▶ **Stored data**
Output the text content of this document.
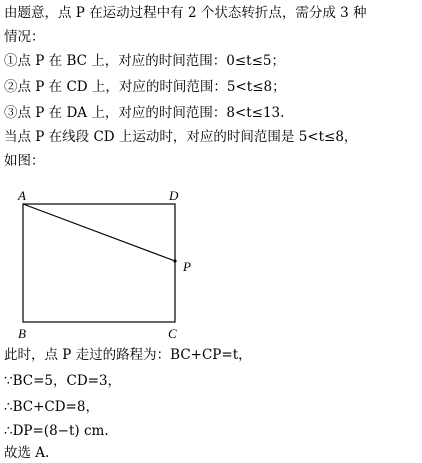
由题意，点 P 在运动过程中有 2 个状态转折点，需分成 3 种
情况：
①点 P 在 BC 上，对应的时间范围：0≤t≤5；
②点 P 在 CD 上，对应的时间范围：5<t≤8；
③点 P 在 DA 上，对应的时间范围：8<t≤13.
当点 P 在线段 CD 上运动时，对应的时间范围是 5<t≤8，
如图：
A	D
P
B	C
此时，点 P 走过的路程为：BC+CP=t，
∵BC=5，CD=3，
∴BC+CD=8，
∴DP=(8−t) cm.
故选 A.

▶ **Exercise directions**
Give the entries again word for word, but skip the pictures.

▶ **Problem solution**
Output the text content of this document.
由题意，点 P 在运动过程中有 2 个状态转折点，需分成 3 种
情况：
①点 P 在 BC 上，对应的时间范围：0≤t≤5；
②点 P 在 CD 上，对应的时间范围：5<t≤8；
③点 P 在 DA 上，对应的时间范围：8<t≤13.
当点 P 在线段 CD 上运动时，对应的时间范围是 5<t≤8，
如图：
A	D
P
B	C
此时，点 P 走过的路程为：BC+CP=t，
∵BC=5，CD=3，
∴BC+CD=8，
∴DP=(8−t) cm.
故选 A.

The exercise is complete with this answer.